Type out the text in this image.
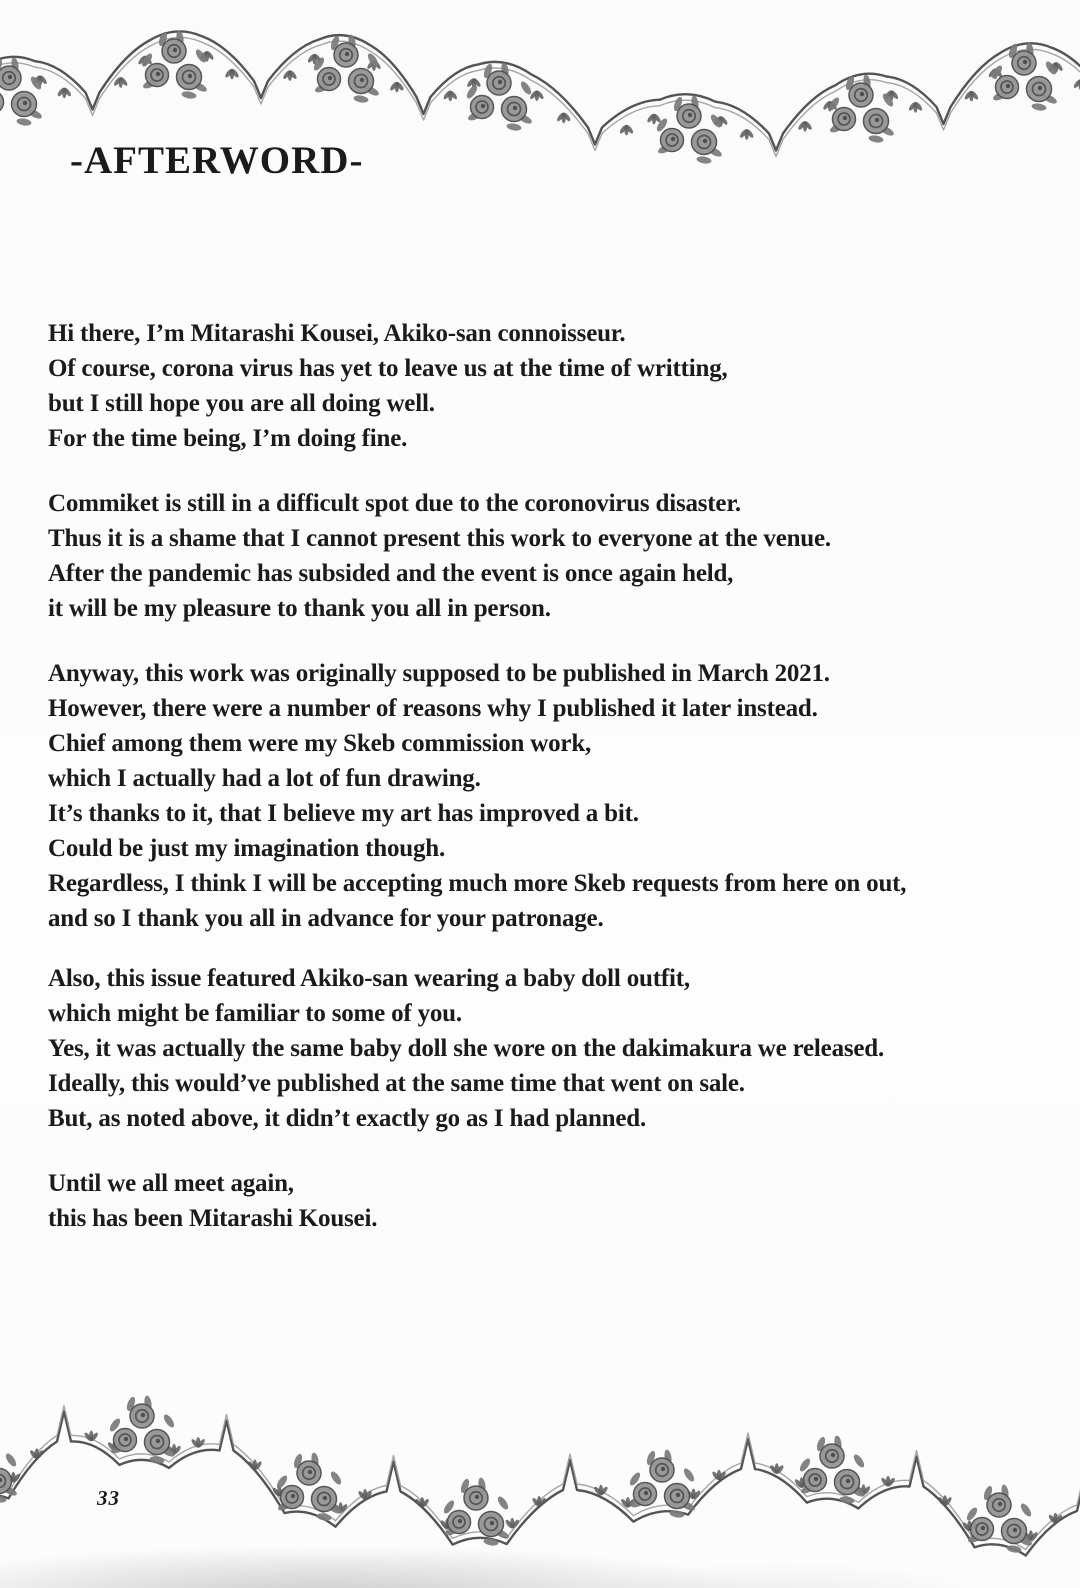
-AFTERWORD-
Hi there, I’m Mitarashi Kousei, Akiko-san connoisseur.
Of course, corona virus has yet to leave us at the time of writting,
but I still hope you are all doing well.
For the time being, I’m doing fine.
Commiket is still in a difficult spot due to the coronovirus disaster.
Thus it is a shame that I cannot present this work to everyone at the venue.
After the pandemic has subsided and the event is once again held,
it will be my pleasure to thank you all in person.
Anyway, this work was originally supposed to be published in March 2021.
However, there were a number of reasons why I published it later instead.
Chief among them were my Skeb commission work,
which I actually had a lot of fun drawing.
It’s thanks to it, that I believe my art has improved a bit.
Could be just my imagination though.
Regardless, I think I will be accepting much more Skeb requests from here on out,
and so I thank you all in advance for your patronage.
Also, this issue featured Akiko-san wearing a baby doll outfit,
which might be familiar to some of you.
Yes, it was actually the same baby doll she wore on the dakimakura we released.
Ideally, this would’ve published at the same time that went on sale.
But, as noted above, it didn’t exactly go as I had planned.
Until we all meet again,
this has been Mitarashi Kousei.
33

----------------

- [Work to be completed]
Filter the records above for lines with "that".

- [Exercise solution]
Thus it is a shame that I cannot present this work to everyone at the venue.
It’s thanks to it, that I believe my art has improved a bit.
Ideally, this would’ve published at the same time that went on sale.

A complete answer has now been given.